§ **Task requirements**
Copy each line containing the word "flow" from the records that follow, please.

[Data excerpts]

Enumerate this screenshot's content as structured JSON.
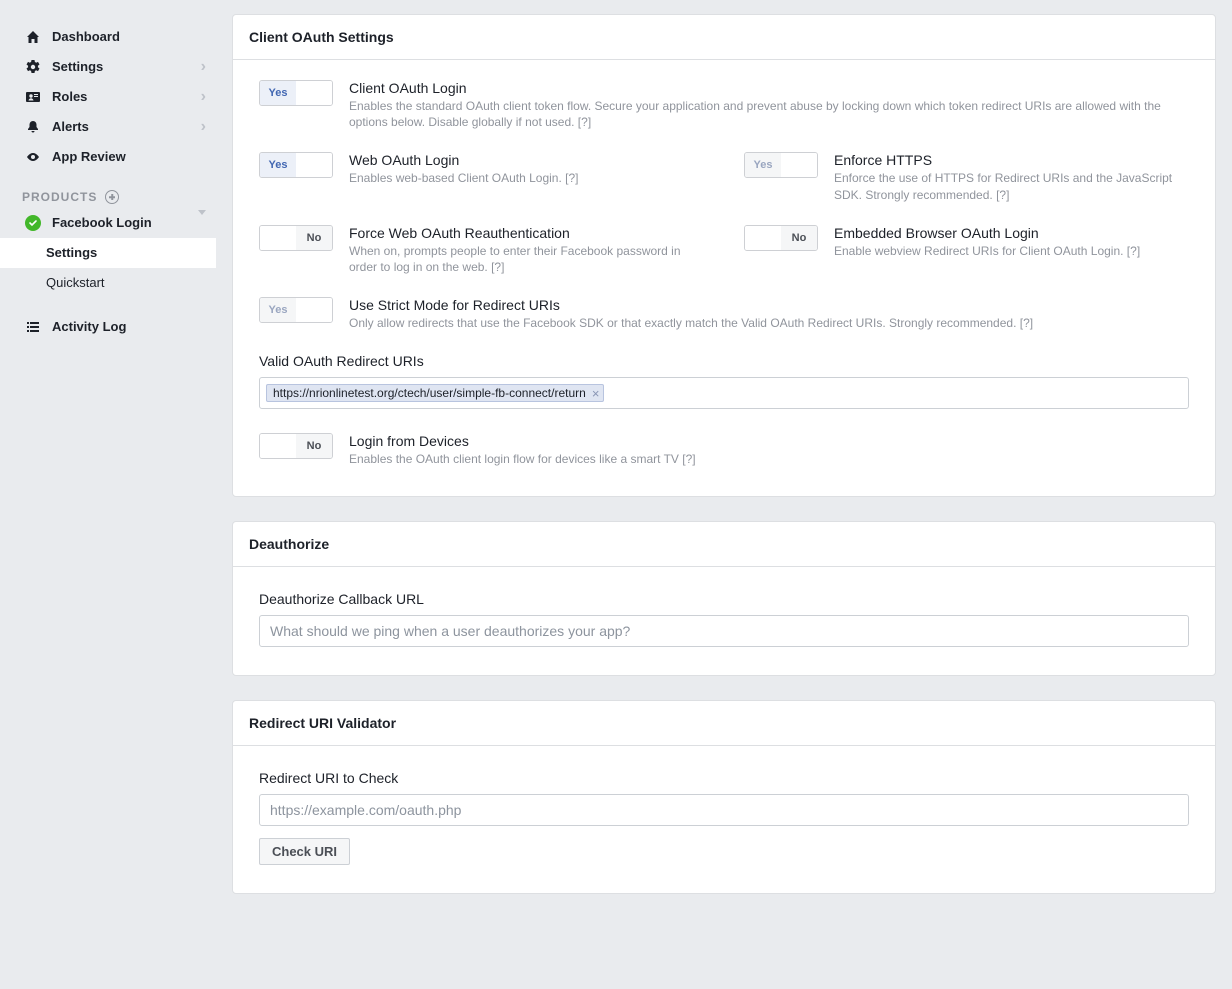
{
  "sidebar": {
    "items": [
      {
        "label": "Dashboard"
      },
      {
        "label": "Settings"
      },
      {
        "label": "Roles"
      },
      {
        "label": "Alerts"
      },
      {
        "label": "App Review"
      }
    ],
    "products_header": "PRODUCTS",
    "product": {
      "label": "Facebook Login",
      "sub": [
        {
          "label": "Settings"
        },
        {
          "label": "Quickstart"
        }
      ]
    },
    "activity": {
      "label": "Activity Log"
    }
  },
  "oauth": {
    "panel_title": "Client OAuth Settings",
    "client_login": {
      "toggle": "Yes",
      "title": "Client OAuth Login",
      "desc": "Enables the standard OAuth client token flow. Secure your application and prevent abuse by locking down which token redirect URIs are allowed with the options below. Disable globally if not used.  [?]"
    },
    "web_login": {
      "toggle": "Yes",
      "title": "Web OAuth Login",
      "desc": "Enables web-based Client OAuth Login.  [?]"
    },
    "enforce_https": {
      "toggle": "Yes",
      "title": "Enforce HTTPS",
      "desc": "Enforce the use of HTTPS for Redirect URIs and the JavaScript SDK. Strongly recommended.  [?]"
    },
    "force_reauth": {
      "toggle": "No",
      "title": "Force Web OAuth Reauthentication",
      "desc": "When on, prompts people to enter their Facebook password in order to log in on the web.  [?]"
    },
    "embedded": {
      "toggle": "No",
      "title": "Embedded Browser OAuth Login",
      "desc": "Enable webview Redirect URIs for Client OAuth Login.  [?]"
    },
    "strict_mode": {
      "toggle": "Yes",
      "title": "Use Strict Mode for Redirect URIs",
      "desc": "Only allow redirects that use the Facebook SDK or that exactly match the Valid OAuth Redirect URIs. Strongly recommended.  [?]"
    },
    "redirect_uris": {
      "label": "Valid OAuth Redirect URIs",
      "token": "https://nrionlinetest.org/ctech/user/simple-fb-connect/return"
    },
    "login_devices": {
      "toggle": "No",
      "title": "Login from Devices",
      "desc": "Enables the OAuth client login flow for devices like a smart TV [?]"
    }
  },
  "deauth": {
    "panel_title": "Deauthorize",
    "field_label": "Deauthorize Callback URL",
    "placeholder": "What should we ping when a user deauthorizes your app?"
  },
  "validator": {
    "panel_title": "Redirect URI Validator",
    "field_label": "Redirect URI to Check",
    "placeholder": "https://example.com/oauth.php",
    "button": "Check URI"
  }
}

==

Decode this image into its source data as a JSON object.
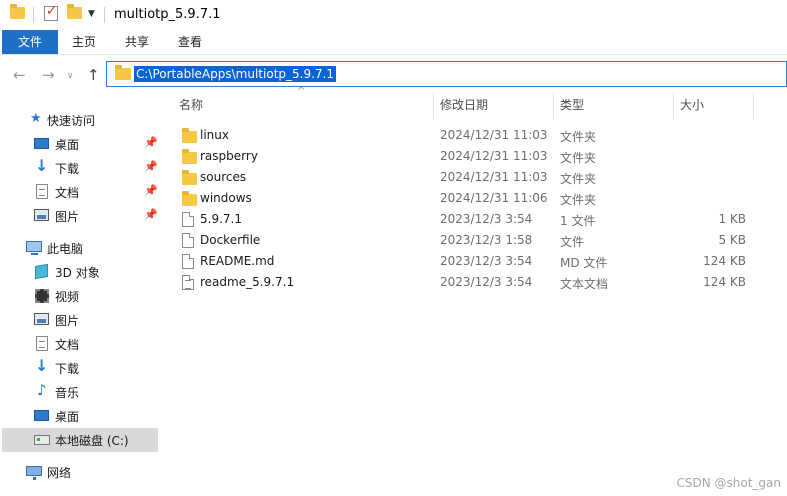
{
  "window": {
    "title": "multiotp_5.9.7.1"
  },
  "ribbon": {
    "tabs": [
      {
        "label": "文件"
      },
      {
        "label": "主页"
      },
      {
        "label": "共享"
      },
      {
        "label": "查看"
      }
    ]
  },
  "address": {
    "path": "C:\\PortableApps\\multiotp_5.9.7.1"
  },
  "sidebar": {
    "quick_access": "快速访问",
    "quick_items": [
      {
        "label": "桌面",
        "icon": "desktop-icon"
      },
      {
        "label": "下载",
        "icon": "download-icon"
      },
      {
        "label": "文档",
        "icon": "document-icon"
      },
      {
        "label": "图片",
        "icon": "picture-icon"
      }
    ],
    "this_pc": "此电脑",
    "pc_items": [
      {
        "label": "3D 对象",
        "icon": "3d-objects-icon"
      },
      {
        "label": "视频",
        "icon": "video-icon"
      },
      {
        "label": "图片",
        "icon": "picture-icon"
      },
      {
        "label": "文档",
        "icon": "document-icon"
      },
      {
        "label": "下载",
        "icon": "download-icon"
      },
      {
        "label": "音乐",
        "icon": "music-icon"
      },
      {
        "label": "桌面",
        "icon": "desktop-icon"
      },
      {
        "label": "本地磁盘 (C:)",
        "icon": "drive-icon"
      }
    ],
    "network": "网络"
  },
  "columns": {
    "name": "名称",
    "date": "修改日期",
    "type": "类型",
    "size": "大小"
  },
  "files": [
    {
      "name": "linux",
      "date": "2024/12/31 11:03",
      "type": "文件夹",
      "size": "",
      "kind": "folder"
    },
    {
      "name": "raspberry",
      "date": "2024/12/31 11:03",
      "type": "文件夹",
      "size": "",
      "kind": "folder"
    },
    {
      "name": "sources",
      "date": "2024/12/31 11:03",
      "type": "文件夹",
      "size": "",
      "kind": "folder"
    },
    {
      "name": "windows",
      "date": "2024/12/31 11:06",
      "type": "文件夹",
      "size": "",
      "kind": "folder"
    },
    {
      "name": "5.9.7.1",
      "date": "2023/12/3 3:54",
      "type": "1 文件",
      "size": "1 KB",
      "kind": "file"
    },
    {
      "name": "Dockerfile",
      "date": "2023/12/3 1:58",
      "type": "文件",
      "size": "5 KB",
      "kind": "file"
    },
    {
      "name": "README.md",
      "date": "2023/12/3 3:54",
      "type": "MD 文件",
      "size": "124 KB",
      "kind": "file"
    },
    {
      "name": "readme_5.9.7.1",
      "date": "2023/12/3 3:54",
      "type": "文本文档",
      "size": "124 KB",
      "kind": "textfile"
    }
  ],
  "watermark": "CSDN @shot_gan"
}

§ **Answer to this problem**
      "desc": "Enables the standard OAuth client token flow. Secure your application and prevent abuse by locking down which token redirect URIs are allowed with the options below. Disable globally if not used.  [?]"
      "desc": "Enables the OAuth client login flow for devices like a smart TV [?]"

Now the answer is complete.